Say only how many lines contain the word "title".

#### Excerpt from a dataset
[start]

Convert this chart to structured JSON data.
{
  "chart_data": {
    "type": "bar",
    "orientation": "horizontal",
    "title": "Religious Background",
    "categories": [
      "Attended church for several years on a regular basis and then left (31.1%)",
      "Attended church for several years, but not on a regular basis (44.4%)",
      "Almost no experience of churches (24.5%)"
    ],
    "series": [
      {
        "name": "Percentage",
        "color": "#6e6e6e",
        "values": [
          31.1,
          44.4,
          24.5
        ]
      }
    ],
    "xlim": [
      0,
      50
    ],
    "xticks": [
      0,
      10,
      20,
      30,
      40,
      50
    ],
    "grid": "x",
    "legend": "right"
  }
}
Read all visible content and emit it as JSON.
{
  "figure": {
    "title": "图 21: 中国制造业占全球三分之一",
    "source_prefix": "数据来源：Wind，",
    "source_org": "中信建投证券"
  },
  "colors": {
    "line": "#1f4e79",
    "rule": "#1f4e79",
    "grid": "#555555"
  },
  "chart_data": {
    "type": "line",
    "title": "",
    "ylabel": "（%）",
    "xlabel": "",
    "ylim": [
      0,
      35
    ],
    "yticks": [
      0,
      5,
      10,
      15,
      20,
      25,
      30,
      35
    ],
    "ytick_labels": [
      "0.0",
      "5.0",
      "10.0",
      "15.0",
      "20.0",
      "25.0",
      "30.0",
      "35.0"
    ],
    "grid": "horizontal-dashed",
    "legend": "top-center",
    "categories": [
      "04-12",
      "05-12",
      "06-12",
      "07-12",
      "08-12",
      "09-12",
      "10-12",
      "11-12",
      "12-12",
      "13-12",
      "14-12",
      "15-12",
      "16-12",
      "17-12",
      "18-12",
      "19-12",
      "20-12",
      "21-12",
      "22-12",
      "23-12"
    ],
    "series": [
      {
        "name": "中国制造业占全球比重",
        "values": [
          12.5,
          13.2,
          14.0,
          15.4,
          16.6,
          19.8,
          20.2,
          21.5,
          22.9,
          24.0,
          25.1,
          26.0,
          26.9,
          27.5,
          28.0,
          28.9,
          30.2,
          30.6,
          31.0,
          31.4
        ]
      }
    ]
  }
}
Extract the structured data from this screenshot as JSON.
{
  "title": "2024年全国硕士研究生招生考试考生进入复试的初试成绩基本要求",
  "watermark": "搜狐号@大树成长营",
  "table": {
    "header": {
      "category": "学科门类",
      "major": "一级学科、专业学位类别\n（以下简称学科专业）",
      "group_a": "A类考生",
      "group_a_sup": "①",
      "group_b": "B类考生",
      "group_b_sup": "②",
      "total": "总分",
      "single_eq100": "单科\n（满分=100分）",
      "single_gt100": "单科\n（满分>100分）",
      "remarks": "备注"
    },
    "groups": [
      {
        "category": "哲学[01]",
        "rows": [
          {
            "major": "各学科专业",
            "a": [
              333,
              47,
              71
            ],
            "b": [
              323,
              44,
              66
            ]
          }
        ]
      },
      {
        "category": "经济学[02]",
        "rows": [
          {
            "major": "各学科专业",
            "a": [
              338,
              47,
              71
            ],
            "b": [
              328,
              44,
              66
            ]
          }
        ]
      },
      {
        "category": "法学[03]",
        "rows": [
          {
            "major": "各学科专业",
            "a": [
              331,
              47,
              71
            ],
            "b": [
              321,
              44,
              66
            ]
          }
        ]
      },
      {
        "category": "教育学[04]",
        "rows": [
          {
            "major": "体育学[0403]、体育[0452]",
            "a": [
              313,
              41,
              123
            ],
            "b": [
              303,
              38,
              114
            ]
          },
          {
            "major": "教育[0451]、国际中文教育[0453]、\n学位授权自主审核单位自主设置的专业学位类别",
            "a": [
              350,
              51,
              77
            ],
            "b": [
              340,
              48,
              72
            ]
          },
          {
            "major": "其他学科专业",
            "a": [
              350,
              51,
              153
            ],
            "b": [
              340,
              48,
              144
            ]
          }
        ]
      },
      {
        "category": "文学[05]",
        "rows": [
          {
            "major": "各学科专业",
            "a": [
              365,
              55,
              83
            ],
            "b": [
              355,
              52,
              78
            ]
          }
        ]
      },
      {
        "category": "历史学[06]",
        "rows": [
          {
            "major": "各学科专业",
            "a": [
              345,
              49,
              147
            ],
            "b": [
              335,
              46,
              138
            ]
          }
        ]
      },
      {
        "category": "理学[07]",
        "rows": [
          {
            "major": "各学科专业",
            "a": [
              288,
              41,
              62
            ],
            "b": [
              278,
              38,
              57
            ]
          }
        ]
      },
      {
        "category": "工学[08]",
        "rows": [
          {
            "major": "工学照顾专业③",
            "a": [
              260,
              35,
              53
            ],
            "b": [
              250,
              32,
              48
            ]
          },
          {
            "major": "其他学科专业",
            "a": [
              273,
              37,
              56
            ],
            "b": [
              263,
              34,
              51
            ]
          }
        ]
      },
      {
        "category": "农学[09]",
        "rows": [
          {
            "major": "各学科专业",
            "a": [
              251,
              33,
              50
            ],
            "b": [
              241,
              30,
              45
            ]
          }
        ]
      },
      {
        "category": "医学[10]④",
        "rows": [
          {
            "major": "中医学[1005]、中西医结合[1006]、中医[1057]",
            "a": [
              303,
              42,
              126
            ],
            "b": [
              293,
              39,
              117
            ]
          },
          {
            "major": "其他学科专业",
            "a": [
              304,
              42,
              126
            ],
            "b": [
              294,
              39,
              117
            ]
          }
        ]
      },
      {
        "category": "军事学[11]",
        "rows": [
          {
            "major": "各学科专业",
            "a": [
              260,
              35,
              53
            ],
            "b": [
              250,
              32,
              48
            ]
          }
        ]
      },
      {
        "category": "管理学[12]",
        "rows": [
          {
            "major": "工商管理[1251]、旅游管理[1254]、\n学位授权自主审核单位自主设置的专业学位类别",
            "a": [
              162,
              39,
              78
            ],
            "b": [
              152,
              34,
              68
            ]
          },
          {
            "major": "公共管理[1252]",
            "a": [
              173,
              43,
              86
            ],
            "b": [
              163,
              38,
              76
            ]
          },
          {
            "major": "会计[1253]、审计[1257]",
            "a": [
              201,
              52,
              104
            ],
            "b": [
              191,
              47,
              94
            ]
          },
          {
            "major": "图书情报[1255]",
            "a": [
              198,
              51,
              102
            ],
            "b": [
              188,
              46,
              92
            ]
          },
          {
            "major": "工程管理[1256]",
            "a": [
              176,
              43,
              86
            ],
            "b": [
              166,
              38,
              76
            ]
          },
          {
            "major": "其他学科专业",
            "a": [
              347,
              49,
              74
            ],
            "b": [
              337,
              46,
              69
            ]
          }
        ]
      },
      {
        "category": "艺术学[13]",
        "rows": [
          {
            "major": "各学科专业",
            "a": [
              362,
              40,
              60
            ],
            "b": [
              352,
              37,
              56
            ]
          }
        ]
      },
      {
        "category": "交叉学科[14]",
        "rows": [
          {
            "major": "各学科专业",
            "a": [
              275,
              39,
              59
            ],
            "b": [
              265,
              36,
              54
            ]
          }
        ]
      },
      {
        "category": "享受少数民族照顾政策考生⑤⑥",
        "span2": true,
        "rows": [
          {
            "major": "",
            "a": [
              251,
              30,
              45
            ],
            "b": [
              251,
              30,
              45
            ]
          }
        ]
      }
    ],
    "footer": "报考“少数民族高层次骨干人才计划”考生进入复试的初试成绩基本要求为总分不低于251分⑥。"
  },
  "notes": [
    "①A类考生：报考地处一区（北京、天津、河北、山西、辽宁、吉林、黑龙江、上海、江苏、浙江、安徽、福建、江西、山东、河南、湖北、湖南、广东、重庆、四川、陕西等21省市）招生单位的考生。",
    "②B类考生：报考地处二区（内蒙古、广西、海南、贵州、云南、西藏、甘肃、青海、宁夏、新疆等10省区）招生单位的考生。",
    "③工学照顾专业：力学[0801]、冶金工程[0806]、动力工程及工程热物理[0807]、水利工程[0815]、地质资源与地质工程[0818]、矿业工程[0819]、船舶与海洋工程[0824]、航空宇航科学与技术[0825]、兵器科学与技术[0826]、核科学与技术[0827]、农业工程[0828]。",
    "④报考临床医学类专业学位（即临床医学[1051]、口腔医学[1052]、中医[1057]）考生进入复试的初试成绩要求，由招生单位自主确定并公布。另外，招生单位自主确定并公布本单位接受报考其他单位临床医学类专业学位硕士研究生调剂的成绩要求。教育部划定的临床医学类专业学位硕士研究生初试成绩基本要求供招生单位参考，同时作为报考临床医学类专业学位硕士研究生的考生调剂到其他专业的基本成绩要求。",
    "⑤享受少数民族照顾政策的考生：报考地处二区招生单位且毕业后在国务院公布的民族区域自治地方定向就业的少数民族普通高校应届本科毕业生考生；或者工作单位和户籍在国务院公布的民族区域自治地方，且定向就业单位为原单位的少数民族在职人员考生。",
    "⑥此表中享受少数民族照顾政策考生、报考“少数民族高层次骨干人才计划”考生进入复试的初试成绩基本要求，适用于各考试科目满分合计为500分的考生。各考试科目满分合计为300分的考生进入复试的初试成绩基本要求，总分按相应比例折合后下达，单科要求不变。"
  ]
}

[end]

#### ANSWER TO THIS EXERCISE
4